● PROBLEM STATEMENT:
Copy the items below verbatim, starting with their first line and ending with the line that contains "x-axis: 3000 1400", both included.

# start of RECORDS SUPPLIED

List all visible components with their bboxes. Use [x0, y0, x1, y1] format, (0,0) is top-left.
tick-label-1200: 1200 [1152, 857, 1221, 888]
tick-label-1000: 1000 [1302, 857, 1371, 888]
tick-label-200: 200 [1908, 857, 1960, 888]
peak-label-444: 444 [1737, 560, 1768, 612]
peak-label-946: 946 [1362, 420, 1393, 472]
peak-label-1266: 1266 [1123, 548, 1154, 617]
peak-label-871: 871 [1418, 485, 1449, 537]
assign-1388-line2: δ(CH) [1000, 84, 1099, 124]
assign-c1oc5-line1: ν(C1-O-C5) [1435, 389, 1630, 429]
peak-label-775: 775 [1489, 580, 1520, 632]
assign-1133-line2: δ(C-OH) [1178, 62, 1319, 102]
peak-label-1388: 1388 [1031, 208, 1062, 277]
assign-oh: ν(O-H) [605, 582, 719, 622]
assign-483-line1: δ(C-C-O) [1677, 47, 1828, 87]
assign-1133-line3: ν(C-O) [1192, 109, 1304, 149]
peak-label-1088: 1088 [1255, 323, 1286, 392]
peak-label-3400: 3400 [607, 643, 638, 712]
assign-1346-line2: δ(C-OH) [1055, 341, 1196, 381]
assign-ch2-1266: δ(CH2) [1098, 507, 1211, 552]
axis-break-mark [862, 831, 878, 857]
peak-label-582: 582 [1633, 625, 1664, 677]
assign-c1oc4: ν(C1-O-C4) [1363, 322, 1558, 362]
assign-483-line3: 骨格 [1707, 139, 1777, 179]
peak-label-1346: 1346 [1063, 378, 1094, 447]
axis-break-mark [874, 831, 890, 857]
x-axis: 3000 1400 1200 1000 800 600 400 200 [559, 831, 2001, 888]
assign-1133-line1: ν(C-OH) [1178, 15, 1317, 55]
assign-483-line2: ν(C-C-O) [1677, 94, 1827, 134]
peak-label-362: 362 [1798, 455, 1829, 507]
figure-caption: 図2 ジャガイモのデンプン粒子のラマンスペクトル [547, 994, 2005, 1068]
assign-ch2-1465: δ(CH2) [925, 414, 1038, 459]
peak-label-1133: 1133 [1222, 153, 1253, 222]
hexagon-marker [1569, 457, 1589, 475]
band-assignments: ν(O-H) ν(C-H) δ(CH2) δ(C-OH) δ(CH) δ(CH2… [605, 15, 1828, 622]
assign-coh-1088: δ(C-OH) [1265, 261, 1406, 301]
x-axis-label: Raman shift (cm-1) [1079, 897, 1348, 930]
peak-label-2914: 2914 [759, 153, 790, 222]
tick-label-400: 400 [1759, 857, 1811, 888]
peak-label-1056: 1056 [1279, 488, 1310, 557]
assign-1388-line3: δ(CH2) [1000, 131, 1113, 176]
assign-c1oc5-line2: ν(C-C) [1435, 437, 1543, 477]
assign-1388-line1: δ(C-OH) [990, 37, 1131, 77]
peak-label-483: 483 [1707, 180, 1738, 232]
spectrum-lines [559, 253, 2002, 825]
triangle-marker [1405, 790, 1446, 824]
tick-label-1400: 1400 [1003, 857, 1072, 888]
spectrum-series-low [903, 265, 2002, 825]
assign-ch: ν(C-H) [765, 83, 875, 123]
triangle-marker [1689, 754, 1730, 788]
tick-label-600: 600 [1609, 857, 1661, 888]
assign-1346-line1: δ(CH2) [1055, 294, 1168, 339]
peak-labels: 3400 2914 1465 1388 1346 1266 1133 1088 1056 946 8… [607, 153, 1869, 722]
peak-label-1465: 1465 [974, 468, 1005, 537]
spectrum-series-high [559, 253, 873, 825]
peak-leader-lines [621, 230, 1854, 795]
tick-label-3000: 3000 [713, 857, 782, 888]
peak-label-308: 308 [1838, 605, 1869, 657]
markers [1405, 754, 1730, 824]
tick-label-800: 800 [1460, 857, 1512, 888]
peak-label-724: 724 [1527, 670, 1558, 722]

# end of RECORDS SUPPLIED

● FULL ANSWER:
List all visible components with their bboxes. Use [x0, y0, x1, y1] format, (0,0) is top-left.
tick-label-1200: 1200 [1152, 857, 1221, 888]
tick-label-1000: 1000 [1302, 857, 1371, 888]
tick-label-200: 200 [1908, 857, 1960, 888]
peak-label-444: 444 [1737, 560, 1768, 612]
peak-label-946: 946 [1362, 420, 1393, 472]
peak-label-1266: 1266 [1123, 548, 1154, 617]
peak-label-871: 871 [1418, 485, 1449, 537]
assign-1388-line2: δ(CH) [1000, 84, 1099, 124]
assign-c1oc5-line1: ν(C1-O-C5) [1435, 389, 1630, 429]
peak-label-775: 775 [1489, 580, 1520, 632]
assign-1133-line2: δ(C-OH) [1178, 62, 1319, 102]
peak-label-1388: 1388 [1031, 208, 1062, 277]
assign-oh: ν(O-H) [605, 582, 719, 622]
assign-483-line1: δ(C-C-O) [1677, 47, 1828, 87]
assign-1133-line3: ν(C-O) [1192, 109, 1304, 149]
peak-label-1088: 1088 [1255, 323, 1286, 392]
peak-label-3400: 3400 [607, 643, 638, 712]
assign-1346-line2: δ(C-OH) [1055, 341, 1196, 381]
assign-ch2-1266: δ(CH2) [1098, 507, 1211, 552]
axis-break-mark [862, 831, 878, 857]
peak-label-582: 582 [1633, 625, 1664, 677]
assign-c1oc4: ν(C1-O-C4) [1363, 322, 1558, 362]
assign-483-line3: 骨格 [1707, 139, 1777, 179]
peak-label-1346: 1346 [1063, 378, 1094, 447]
axis-break-mark [874, 831, 890, 857]
x-axis: 3000 1400 1200 1000 800 600 400 200 [559, 831, 2001, 888]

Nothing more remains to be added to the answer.